What you are asked to do => Scan the listing below. Report each line that includes "name".

Items from a data source =>
═══

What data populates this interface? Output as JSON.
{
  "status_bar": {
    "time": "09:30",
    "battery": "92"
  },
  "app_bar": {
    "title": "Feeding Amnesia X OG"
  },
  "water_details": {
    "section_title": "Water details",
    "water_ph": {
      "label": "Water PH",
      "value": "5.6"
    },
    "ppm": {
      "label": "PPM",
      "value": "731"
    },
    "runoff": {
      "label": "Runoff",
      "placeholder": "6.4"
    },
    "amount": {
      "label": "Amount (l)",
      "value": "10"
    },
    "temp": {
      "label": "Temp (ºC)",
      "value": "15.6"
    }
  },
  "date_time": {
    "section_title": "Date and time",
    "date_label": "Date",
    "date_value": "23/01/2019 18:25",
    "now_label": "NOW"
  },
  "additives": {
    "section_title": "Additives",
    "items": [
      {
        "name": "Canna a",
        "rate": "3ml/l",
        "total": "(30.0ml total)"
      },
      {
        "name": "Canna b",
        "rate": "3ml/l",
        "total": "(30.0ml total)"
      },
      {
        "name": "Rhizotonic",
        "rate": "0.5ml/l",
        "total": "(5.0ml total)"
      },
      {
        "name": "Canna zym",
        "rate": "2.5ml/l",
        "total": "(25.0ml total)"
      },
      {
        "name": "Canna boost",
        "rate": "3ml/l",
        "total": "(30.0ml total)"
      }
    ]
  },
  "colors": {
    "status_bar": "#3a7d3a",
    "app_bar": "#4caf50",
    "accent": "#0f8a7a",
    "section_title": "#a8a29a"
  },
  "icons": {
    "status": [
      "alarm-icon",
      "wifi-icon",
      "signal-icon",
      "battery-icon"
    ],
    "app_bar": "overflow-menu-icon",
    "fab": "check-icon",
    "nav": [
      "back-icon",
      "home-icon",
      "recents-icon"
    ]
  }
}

═══

Response =>
        "name": "Canna a",
        "name": "Canna b",
        "name": "Rhizotonic",
        "name": "Canna zym",
        "name": "Canna boost",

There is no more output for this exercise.